((

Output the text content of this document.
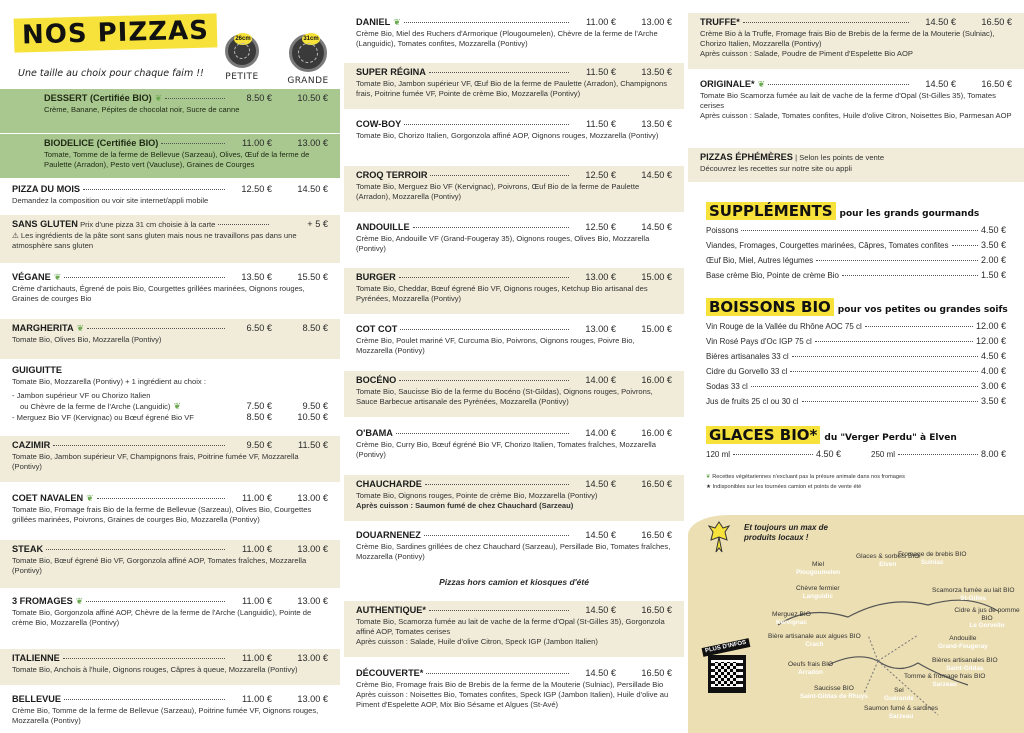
NOS PIZZAS	26cm
PETITE
31cm
GRANDE
Une taille au choix pour chaque faim !!
DESSERT (Certifiée BIO) ❦	8.50 €	10.50 €
Crème, Banane, Pépites de chocolat noir, Sucre de canne
BIODELICE (Certifiée BIO)	11.00 €	13.00 €
Tomate, Tomme de la ferme de Bellevue (Sarzeau), Olives, Œuf de la ferme de Paulette (Arradon), Pesto vert (Vaucluse), Graines de Courges
PIZZA DU MOIS	12.50 €	14.50 €
Demandez la composition ou voir site internet/appli mobile
SANS GLUTEN
Prix d'une pizza 31 cm choisie à la carte	+ 5 €
⚠ Les ingrédients de la pâte sont sans gluten mais nous ne travaillons pas dans une atmosphère sans gluten
VÉGANE ❦	13.50 €	15.50 €
Crème d'artichauts, Égrené de pois Bio, Courgettes grillées marinées, Oignons rouges, Graines de courges Bio
MARGHERITA ❦	6.50 €	8.50 €
Tomate Bio, Olives Bio, Mozzarella (Pontivy)
GUIGUITTE
Tomate Bio, Mozzarella (Pontivy) + 1 ingrédient au choix :
- Jambon supérieur VF ou Chorizo Italien
ou Chèvre de la ferme de l'Arche (Languidic) ❦	7.50 €	9.50 €
- Merguez Bio VF (Kervignac) ou Bœuf égrené Bio VF	8.50 €	10.50 €
CAZIMIR	9.50 €	11.50 €
Tomate Bio, Jambon supérieur VF, Champignons frais, Poitrine fumée VF, Mozzarella (Pontivy)
COET NAVALEN ❦	11.00 €	13.00 €
Tomate Bio, Fromage frais Bio de la ferme de Bellevue (Sarzeau), Olives Bio, Courgettes grillées marinées, Poivrons, Graines de courges Bio, Mozzarella (Pontivy)
STEAK	11.00 €	13.00 €
Tomate Bio, Bœuf égrené Bio VF, Gorgonzola affiné AOP, Tomates fraîches, Mozzarella (Pontivy)
3 FROMAGES ❦	11.00 €	13.00 €
Tomate Bio, Gorgonzola affiné AOP, Chèvre de la ferme de l'Arche (Languidic), Pointe de crème Bio, Mozzarella (Pontivy)
ITALIENNE	11.00 €	13.00 €
Tomate Bio, Anchois à l'huile, Oignons rouges, Câpres à queue, Mozzarella (Pontivy)
BELLEVUE	11.00 €	13.00 €
Crème Bio, Tomme de la ferme de Bellevue (Sarzeau), Poitrine fumée VF, Oignons rouges, Mozzarella (Pontivy)
DANIEL ❦	11.00 €	13.00 €
Crème Bio, Miel des Ruchers d'Armorique (Plougoumelen), Chèvre de la ferme de l'Arche (Languidic), Tomates confites, Mozzarella (Pontivy)
SUPER RÉGINA	11.50 €	13.50 €
Tomate Bio, Jambon supérieur VF, Œuf Bio de la ferme de Paulette (Arradon), Champignons frais, Poitrine fumée VF, Pointe de crème Bio, Mozzarella (Pontivy)
COW-BOY	11.50 €	13.50 €
Tomate Bio, Chorizo Italien, Gorgonzola affiné AOP, Oignons rouges, Mozzarella (Pontivy)
CROQ TERROIR	12.50 €	14.50 €
Tomate Bio, Merguez Bio VF (Kervignac), Poivrons, Œuf Bio de la ferme de Paulette (Arradon), Mozzarella (Pontivy)
ANDOUILLE	12.50 €	14.50 €
Crème Bio, Andouille VF (Grand-Fougeray 35), Oignons rouges, Olives Bio, Mozzarella (Pontivy)
BURGER	13.00 €	15.00 €
Tomate Bio, Cheddar, Bœuf égrené Bio VF, Oignons rouges, Ketchup Bio artisanal des Pyrénées, Mozzarella (Pontivy)
COT COT	13.00 €	15.00 €
Crème Bio, Poulet mariné VF, Curcuma Bio, Poivrons, Oignons rouges, Poivre Bio, Mozzarella (Pontivy)
BOCÉNO	14.00 €	16.00 €
Tomate Bio, Saucisse Bio de la ferme du Bocéno (St-Gildas), Oignons rouges, Poivrons, Sauce Barbecue artisanale des Pyrénées, Mozzarella (Pontivy)
O'BAMA	14.00 €	16.00 €
Crème Bio, Curry Bio, Bœuf égréné Bio VF, Chorizo Italien, Tomates fraîches, Mozzarella (Pontivy)
CHAUCHARDE	14.50 €	16.50 €
Tomate Bio, Oignons rouges, Pointe de crème Bio, Mozzarella (Pontivy)
Après cuisson : Saumon fumé de chez Chauchard (Sarzeau)
DOUARNENEZ	14.50 €	16.50 €
Crème Bio, Sardines grillées de chez Chauchard (Sarzeau), Persillade Bio, Tomates fraîches, Mozzarella (Pontivy)
Pizzas hors camion et kiosques d'été
AUTHENTIQUE*	14.50 €	16.50 €
Tomate Bio, Scamorza fumée au lait de vache de la ferme d'Opal (St-Gilles 35), Gorgonzola affiné AOP, Tomates cerises
Après cuisson : Salade, Huile d'olive Citron, Speck IGP (Jambon Italien)
DÉCOUVERTE*	14.50 €	16.50 €
Crème Bio, Fromage frais Bio de Brebis de la ferme de la Mouterie (Sulniac), Persillade Bio
Après cuisson : Noisettes Bio, Tomates confites, Speck IGP (Jambon Italien), Huile d'olive au Piment d'Espelette AOP, Mix Bio Sésame et Algues (St-Avé)
TRUFFE*	14.50 €	16.50 €
Crème Bio à la Truffe, Fromage frais Bio de Brebis de la ferme de la Mouterie (Sulniac), Chorizo Italien, Mozzarella (Pontivy)
Après cuisson : Salade, Poudre de Piment d'Espelette Bio AOP
ORIGINALE* ❦	14.50 €	16.50 €
Tomate Bio Scamorza fumée au lait de vache de la ferme d'Opal (St-Gilles 35), Tomates cerises
Après cuisson : Salade, Tomates confites, Huile d'olive Citron, Noisettes Bio, Parmesan AOP
PIZZAS ÉPHÉMÈRES
| Selon les points de vente
Découvrez les recettes sur notre site ou appli
SUPPLÉMENTS pour les grands gourmands
Poissons	4.50 €
Viandes, Fromages, Courgettes marinées, Câpres, Tomates confites	3.50 €
Œuf Bio, Miel, Autres légumes	2.00 €
Base crème Bio, Pointe de crème Bio	1.50 €
BOISSONS BIO pour vos petites ou grandes soifs
Vin Rouge de la Vallée du Rhône AOC 75 cl	12.00 €
Vin Rosé Pays d'Oc IGP 75 cl	12.00 €
Bières artisanales 33 cl	4.50 €
Cidre du Gorvello 33 cl	4.00 €
Sodas 33 cl	3.00 €
Jus de fruits 25 cl ou 30 cl	3.50 €
GLACES BIO* du "Verger Perdu" à Elven
120 ml	4.50 €	250 ml	8.00 €
❦ Recettes végétariennes n'excluant pas la présure animale dans nos fromages
★ Indisponibles sur les tournées camion et points de vente été
Et toujours un max de produits locaux !
Miel
Plougoumelen
Glaces & sorbets BIO
Elven
Fromage de brebis BIO
Sulniac
Chèvre fermier
Languidic
Scamorza fumée au lait BIO
St-Gilles
Merguez BIO
Kervignac
Cidre & jus de pomme BIO
Le Gorvello
Bière artisanale aux algues BIO
Crach
Andouille
Grand-Fougeray
Bières artisanales BIO
Saint-Gildas
Oeufs frais BIO
Arradon
Tomme & fromage frais BIO
Sarzeau
Saucisse BIO
Saint-Gildas de Rhuys
Sel
Guérande
Saumon fumé & sardines
Sarzeau
PLUS D'INFOS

))

PROBLEM: Write out the listing word for word, omitting the pictures it holds.

THE COMPLETED TASK:
Output the text content of this document.
NOS PIZZAS	26cm
PETITE
31cm
GRANDE
Une taille au choix pour chaque faim !!
DESSERT (Certifiée BIO) ❦	8.50 €	10.50 €
Crème, Banane, Pépites de chocolat noir, Sucre de canne
BIODELICE (Certifiée BIO)	11.00 €	13.00 €
Tomate, Tomme de la ferme de Bellevue (Sarzeau), Olives, Œuf de la ferme de Paulette (Arradon), Pesto vert (Vaucluse), Graines de Courges
PIZZA DU MOIS	12.50 €	14.50 €
Demandez la composition ou voir site internet/appli mobile
SANS GLUTEN
Prix d'une pizza 31 cm choisie à la carte	+ 5 €
⚠ Les ingrédients de la pâte sont sans gluten mais nous ne travaillons pas dans une atmosphère sans gluten
VÉGANE ❦	13.50 €	15.50 €
Crème d'artichauts, Égrené de pois Bio, Courgettes grillées marinées, Oignons rouges, Graines de courges Bio
MARGHERITA ❦	6.50 €	8.50 €
Tomate Bio, Olives Bio, Mozzarella (Pontivy)
GUIGUITTE
Tomate Bio, Mozzarella (Pontivy) + 1 ingrédient au choix :
- Jambon supérieur VF ou Chorizo Italien
ou Chèvre de la ferme de l'Arche (Languidic) ❦	7.50 €	9.50 €
- Merguez Bio VF (Kervignac) ou Bœuf égrené Bio VF	8.50 €	10.50 €
CAZIMIR	9.50 €	11.50 €
Tomate Bio, Jambon supérieur VF, Champignons frais, Poitrine fumée VF, Mozzarella (Pontivy)
COET NAVALEN ❦	11.00 €	13.00 €
Tomate Bio, Fromage frais Bio de la ferme de Bellevue (Sarzeau), Olives Bio, Courgettes grillées marinées, Poivrons, Graines de courges Bio, Mozzarella (Pontivy)
STEAK	11.00 €	13.00 €
Tomate Bio, Bœuf égrené Bio VF, Gorgonzola affiné AOP, Tomates fraîches, Mozzarella (Pontivy)
3 FROMAGES ❦	11.00 €	13.00 €
Tomate Bio, Gorgonzola affiné AOP, Chèvre de la ferme de l'Arche (Languidic), Pointe de crème Bio, Mozzarella (Pontivy)
ITALIENNE	11.00 €	13.00 €
Tomate Bio, Anchois à l'huile, Oignons rouges, Câpres à queue, Mozzarella (Pontivy)
BELLEVUE	11.00 €	13.00 €
Crème Bio, Tomme de la ferme de Bellevue (Sarzeau), Poitrine fumée VF, Oignons rouges, Mozzarella (Pontivy)
DANIEL ❦	11.00 €	13.00 €
Crème Bio, Miel des Ruchers d'Armorique (Plougoumelen), Chèvre de la ferme de l'Arche (Languidic), Tomates confites, Mozzarella (Pontivy)
SUPER RÉGINA	11.50 €	13.50 €
Tomate Bio, Jambon supérieur VF, Œuf Bio de la ferme de Paulette (Arradon), Champignons frais, Poitrine fumée VF, Pointe de crème Bio, Mozzarella (Pontivy)
COW-BOY	11.50 €	13.50 €
Tomate Bio, Chorizo Italien, Gorgonzola affiné AOP, Oignons rouges, Mozzarella (Pontivy)
CROQ TERROIR	12.50 €	14.50 €
Tomate Bio, Merguez Bio VF (Kervignac), Poivrons, Œuf Bio de la ferme de Paulette (Arradon), Mozzarella (Pontivy)
ANDOUILLE	12.50 €	14.50 €
Crème Bio, Andouille VF (Grand-Fougeray 35), Oignons rouges, Olives Bio, Mozzarella (Pontivy)
BURGER	13.00 €	15.00 €
Tomate Bio, Cheddar, Bœuf égrené Bio VF, Oignons rouges, Ketchup Bio artisanal des Pyrénées, Mozzarella (Pontivy)
COT COT	13.00 €	15.00 €
Crème Bio, Poulet mariné VF, Curcuma Bio, Poivrons, Oignons rouges, Poivre Bio, Mozzarella (Pontivy)
BOCÉNO	14.00 €	16.00 €
Tomate Bio, Saucisse Bio de la ferme du Bocéno (St-Gildas), Oignons rouges, Poivrons, Sauce Barbecue artisanale des Pyrénées, Mozzarella (Pontivy)
O'BAMA	14.00 €	16.00 €
Crème Bio, Curry Bio, Bœuf égréné Bio VF, Chorizo Italien, Tomates fraîches, Mozzarella (Pontivy)
CHAUCHARDE	14.50 €	16.50 €
Tomate Bio, Oignons rouges, Pointe de crème Bio, Mozzarella (Pontivy)
Après cuisson : Saumon fumé de chez Chauchard (Sarzeau)
DOUARNENEZ	14.50 €	16.50 €
Crème Bio, Sardines grillées de chez Chauchard (Sarzeau), Persillade Bio, Tomates fraîches, Mozzarella (Pontivy)
Pizzas hors camion et kiosques d'été
AUTHENTIQUE*	14.50 €	16.50 €
Tomate Bio, Scamorza fumée au lait de vache de la ferme d'Opal (St-Gilles 35), Gorgonzola affiné AOP, Tomates cerises
Après cuisson : Salade, Huile d'olive Citron, Speck IGP (Jambon Italien)
DÉCOUVERTE*	14.50 €	16.50 €
Crème Bio, Fromage frais Bio de Brebis de la ferme de la Mouterie (Sulniac), Persillade Bio
Après cuisson : Noisettes Bio, Tomates confites, Speck IGP (Jambon Italien), Huile d'olive au Piment d'Espelette AOP, Mix Bio Sésame et Algues (St-Avé)
TRUFFE*	14.50 €	16.50 €
Crème Bio à la Truffe, Fromage frais Bio de Brebis de la ferme de la Mouterie (Sulniac), Chorizo Italien, Mozzarella (Pontivy)
Après cuisson : Salade, Poudre de Piment d'Espelette Bio AOP
ORIGINALE* ❦	14.50 €	16.50 €
Tomate Bio Scamorza fumée au lait de vache de la ferme d'Opal (St-Gilles 35), Tomates cerises
Après cuisson : Salade, Tomates confites, Huile d'olive Citron, Noisettes Bio, Parmesan AOP
PIZZAS ÉPHÉMÈRES
| Selon les points de vente
Découvrez les recettes sur notre site ou appli
SUPPLÉMENTS pour les grands gourmands
Poissons	4.50 €
Viandes, Fromages, Courgettes marinées, Câpres, Tomates confites	3.50 €
Œuf Bio, Miel, Autres légumes	2.00 €
Base crème Bio, Pointe de crème Bio	1.50 €
BOISSONS BIO pour vos petites ou grandes soifs
Vin Rouge de la Vallée du Rhône AOC 75 cl	12.00 €
Vin Rosé Pays d'Oc IGP 75 cl	12.00 €
Bières artisanales 33 cl	4.50 €
Cidre du Gorvello 33 cl	4.00 €
Sodas 33 cl	3.00 €
Jus de fruits 25 cl ou 30 cl	3.50 €
GLACES BIO* du "Verger Perdu" à Elven
120 ml	4.50 €	250 ml	8.00 €
❦ Recettes végétariennes n'excluant pas la présure animale dans nos fromages
★ Indisponibles sur les tournées camion et points de vente été
Et toujours un max de produits locaux !
Miel
Plougoumelen
Glaces & sorbets BIO
Elven
Fromage de brebis BIO
Sulniac
Chèvre fermier
Languidic
Scamorza fumée au lait BIO
St-Gilles
Merguez BIO
Kervignac
Cidre & jus de pomme BIO
Le Gorvello
Bière artisanale aux algues BIO
Crach
Andouille
Grand-Fougeray
Bières artisanales BIO
Saint-Gildas
Oeufs frais BIO
Arradon
Tomme & fromage frais BIO
Sarzeau
Saucisse BIO
Saint-Gildas de Rhuys
Sel
Guérande
Saumon fumé & sardines
Sarzeau
PLUS D'INFOS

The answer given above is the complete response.